- Short task -
Pictures are not part of the answer. Return the lines from the one containing "Output the text content of this document." through the end of the data, both included, exactly as they appear.

◇ ◇ ◇

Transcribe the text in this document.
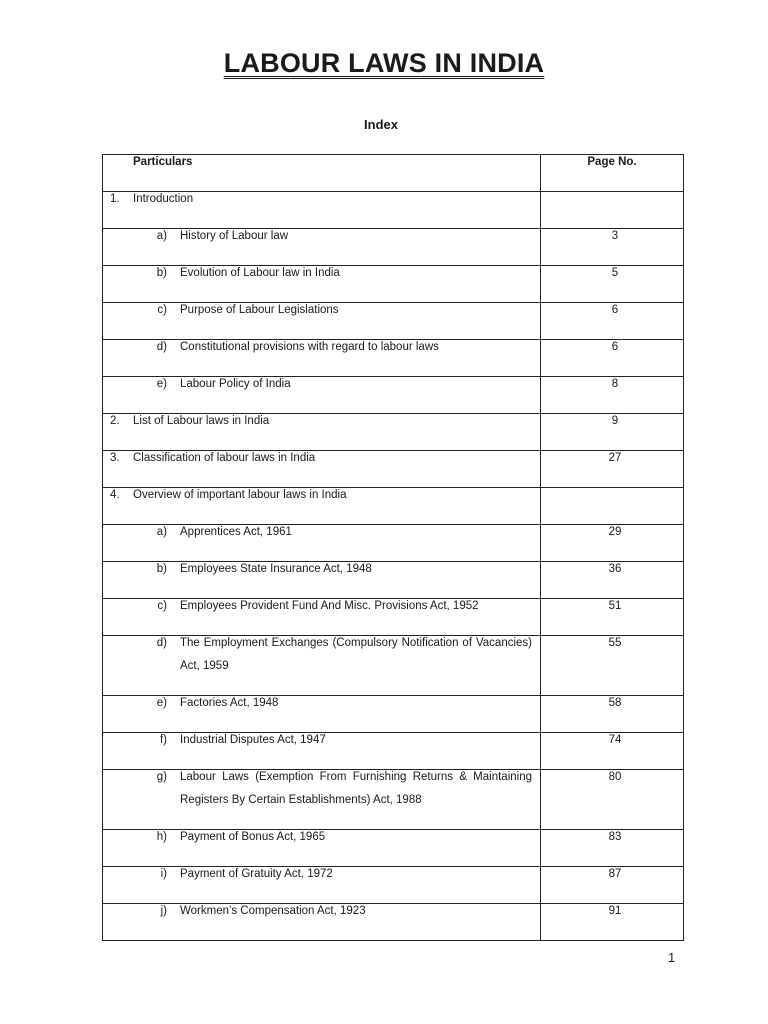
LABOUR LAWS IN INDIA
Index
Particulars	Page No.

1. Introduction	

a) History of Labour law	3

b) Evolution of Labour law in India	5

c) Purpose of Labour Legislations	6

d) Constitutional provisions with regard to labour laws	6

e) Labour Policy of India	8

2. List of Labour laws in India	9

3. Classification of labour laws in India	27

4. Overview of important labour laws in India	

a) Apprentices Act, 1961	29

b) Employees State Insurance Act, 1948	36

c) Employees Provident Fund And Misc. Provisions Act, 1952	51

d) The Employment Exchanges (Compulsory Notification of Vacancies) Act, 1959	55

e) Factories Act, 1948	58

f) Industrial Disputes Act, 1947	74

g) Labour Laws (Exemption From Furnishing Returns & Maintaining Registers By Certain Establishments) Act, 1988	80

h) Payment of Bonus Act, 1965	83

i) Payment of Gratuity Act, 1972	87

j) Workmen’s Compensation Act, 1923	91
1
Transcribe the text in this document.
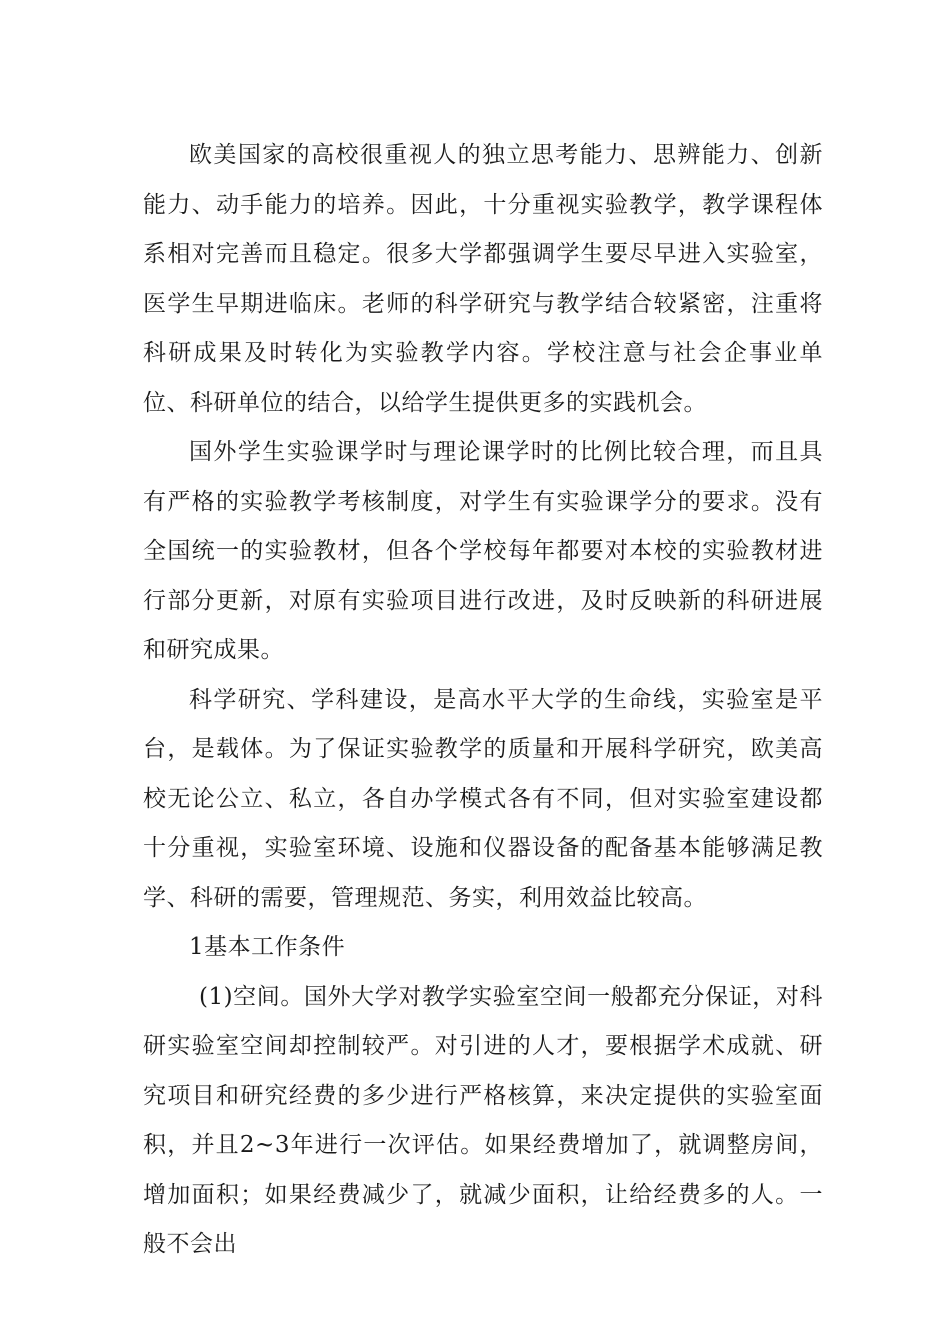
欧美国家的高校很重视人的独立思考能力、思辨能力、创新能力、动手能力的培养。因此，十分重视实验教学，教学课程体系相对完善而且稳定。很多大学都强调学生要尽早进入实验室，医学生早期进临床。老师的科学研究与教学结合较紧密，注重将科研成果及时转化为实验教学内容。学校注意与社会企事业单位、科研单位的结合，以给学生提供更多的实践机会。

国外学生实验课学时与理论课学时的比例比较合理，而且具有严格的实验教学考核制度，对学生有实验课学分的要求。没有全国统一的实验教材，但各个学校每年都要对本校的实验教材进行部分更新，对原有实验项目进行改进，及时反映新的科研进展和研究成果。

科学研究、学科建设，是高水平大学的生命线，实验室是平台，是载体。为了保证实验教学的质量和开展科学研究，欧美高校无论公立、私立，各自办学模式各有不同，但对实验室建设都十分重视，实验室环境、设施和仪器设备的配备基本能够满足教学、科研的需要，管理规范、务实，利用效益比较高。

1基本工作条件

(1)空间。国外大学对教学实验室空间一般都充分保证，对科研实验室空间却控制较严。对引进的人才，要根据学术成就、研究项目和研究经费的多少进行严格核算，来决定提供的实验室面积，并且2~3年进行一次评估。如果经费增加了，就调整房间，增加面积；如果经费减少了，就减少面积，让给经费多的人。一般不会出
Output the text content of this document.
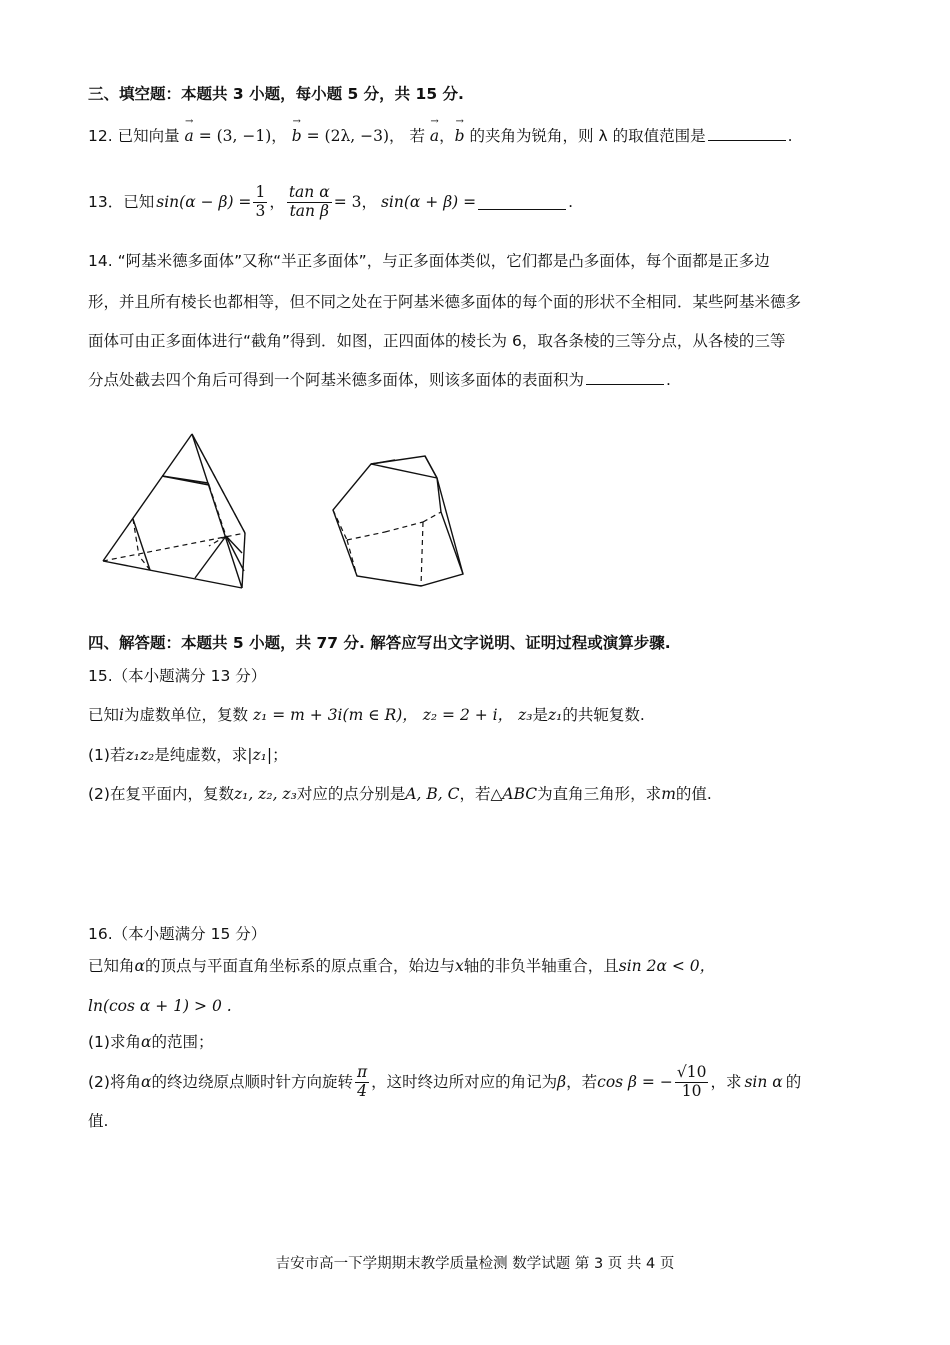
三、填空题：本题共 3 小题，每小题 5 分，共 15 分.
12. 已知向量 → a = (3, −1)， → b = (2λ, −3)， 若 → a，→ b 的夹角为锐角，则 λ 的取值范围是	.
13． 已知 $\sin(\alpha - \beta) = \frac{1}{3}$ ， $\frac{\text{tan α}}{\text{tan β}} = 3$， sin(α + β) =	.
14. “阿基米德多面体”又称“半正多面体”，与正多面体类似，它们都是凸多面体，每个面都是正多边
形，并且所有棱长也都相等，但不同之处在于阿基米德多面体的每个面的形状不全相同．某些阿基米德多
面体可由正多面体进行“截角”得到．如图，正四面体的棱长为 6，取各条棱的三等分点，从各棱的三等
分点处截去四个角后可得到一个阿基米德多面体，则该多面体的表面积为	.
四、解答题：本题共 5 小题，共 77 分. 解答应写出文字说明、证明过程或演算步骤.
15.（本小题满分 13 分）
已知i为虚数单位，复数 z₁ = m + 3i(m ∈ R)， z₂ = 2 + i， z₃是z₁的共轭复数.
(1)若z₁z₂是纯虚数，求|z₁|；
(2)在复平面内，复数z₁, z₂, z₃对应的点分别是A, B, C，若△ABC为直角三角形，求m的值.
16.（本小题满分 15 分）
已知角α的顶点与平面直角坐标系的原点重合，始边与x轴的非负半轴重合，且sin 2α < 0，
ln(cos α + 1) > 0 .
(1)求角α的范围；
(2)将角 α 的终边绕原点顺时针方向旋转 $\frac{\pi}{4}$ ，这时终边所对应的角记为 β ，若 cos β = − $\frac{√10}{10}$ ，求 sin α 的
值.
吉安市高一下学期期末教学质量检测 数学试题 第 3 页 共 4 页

◇ ◇ ◇

- Solved problem -
Output the text content of this document.
三、填空题：本题共 3 小题，每小题 5 分，共 15 分.
12. 已知向量 → a = (3, −1)， → b = (2λ, −3)， 若 → a，→ b 的夹角为锐角，则 λ 的取值范围是	.
13． 已知 $\sin(\alpha - \beta) = \frac{1}{3}$ ， $\frac{\text{tan α}}{\text{tan β}} = 3$， sin(α + β) =	.
14. “阿基米德多面体”又称“半正多面体”，与正多面体类似，它们都是凸多面体，每个面都是正多边
形，并且所有棱长也都相等，但不同之处在于阿基米德多面体的每个面的形状不全相同．某些阿基米德多
面体可由正多面体进行“截角”得到．如图，正四面体的棱长为 6，取各条棱的三等分点，从各棱的三等
分点处截去四个角后可得到一个阿基米德多面体，则该多面体的表面积为	.
四、解答题：本题共 5 小题，共 77 分. 解答应写出文字说明、证明过程或演算步骤.
15.（本小题满分 13 分）
已知i为虚数单位，复数 z₁ = m + 3i(m ∈ R)， z₂ = 2 + i， z₃是z₁的共轭复数.
(1)若z₁z₂是纯虚数，求|z₁|；
(2)在复平面内，复数z₁, z₂, z₃对应的点分别是A, B, C，若△ABC为直角三角形，求m的值.
16.（本小题满分 15 分）
已知角α的顶点与平面直角坐标系的原点重合，始边与x轴的非负半轴重合，且sin 2α < 0，
ln(cos α + 1) > 0 .
(1)求角α的范围；
(2)将角 α 的终边绕原点顺时针方向旋转 $\frac{\pi}{4}$ ，这时终边所对应的角记为 β ，若 cos β = − $\frac{√10}{10}$ ，求 sin α 的
值.
吉安市高一下学期期末教学质量检测 数学试题 第 3 页 共 4 页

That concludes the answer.